• The data
┌────────

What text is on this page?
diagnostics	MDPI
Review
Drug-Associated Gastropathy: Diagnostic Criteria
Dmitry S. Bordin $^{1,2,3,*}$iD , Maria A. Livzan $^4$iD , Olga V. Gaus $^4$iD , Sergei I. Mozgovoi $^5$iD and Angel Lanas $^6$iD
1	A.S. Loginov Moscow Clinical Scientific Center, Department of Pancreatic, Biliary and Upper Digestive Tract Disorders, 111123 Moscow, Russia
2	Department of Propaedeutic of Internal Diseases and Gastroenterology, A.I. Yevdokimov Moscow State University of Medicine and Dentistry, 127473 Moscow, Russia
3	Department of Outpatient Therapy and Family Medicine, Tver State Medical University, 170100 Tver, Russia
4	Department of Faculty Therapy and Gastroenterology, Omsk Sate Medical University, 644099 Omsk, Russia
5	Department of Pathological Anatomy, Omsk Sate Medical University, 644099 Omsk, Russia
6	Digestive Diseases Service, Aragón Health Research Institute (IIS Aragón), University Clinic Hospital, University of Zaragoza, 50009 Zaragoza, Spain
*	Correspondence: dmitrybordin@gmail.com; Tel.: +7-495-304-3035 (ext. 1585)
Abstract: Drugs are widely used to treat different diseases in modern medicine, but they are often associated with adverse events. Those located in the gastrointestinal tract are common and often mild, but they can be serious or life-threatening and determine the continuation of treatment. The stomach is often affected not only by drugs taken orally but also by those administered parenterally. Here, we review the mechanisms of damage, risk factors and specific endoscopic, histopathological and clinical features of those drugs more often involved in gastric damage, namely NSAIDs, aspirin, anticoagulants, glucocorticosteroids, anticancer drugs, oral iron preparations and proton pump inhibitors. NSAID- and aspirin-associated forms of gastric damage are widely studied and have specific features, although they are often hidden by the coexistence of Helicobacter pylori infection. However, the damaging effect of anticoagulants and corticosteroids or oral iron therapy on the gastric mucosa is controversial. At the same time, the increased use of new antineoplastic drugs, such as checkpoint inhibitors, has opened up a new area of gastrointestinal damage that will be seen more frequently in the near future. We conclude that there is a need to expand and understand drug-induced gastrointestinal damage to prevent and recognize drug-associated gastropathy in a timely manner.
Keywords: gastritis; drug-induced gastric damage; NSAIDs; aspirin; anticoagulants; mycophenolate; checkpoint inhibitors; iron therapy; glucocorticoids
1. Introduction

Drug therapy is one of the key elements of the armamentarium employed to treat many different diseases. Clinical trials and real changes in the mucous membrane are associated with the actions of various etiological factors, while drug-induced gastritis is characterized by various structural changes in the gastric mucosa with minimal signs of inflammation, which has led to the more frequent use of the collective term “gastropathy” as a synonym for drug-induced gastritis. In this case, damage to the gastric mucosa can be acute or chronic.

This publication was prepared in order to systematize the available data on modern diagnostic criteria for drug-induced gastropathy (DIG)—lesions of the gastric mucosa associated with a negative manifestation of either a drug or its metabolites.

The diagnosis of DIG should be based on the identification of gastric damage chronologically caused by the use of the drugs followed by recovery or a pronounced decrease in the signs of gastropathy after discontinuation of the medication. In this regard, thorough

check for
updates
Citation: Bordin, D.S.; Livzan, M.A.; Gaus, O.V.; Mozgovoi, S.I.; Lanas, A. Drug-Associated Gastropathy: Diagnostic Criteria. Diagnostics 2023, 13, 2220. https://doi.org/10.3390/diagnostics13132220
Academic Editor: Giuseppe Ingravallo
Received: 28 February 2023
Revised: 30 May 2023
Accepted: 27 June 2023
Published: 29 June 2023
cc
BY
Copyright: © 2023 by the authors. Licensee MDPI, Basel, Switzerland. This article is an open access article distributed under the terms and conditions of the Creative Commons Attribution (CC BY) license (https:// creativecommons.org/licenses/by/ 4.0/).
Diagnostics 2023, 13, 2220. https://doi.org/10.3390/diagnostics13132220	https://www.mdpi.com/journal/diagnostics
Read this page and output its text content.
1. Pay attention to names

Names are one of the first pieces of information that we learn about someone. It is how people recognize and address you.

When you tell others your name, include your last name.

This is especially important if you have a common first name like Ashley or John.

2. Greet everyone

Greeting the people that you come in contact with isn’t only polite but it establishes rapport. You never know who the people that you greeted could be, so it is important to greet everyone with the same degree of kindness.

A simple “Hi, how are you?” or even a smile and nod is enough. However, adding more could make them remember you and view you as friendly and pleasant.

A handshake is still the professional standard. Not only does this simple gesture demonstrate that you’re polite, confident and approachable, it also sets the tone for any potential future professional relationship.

└────────

• Prompt
Return the lines from the line containing "Read this page and output its text content." to the end of the entries above, exactly as they appear and with no other output.

• Solution for this exercise
Read this page and output its text content.
1. Pay attention to names

Names are one of the first pieces of information that we learn about someone. It is how people recognize and address you.

When you tell others your name, include your last name.

This is especially important if you have a common first name like Ashley or John.

2. Greet everyone

Greeting the people that you come in contact with isn’t only polite but it establishes rapport. You never know who the people that you greeted could be, so it is important to greet everyone with the same degree of kindness.

A simple “Hi, how are you?” or even a smile and nod is enough. However, adding more could make them remember you and view you as friendly and pleasant.

A handshake is still the professional standard. Not only does this simple gesture demonstrate that you’re polite, confident and approachable, it also sets the tone for any potential future professional relationship.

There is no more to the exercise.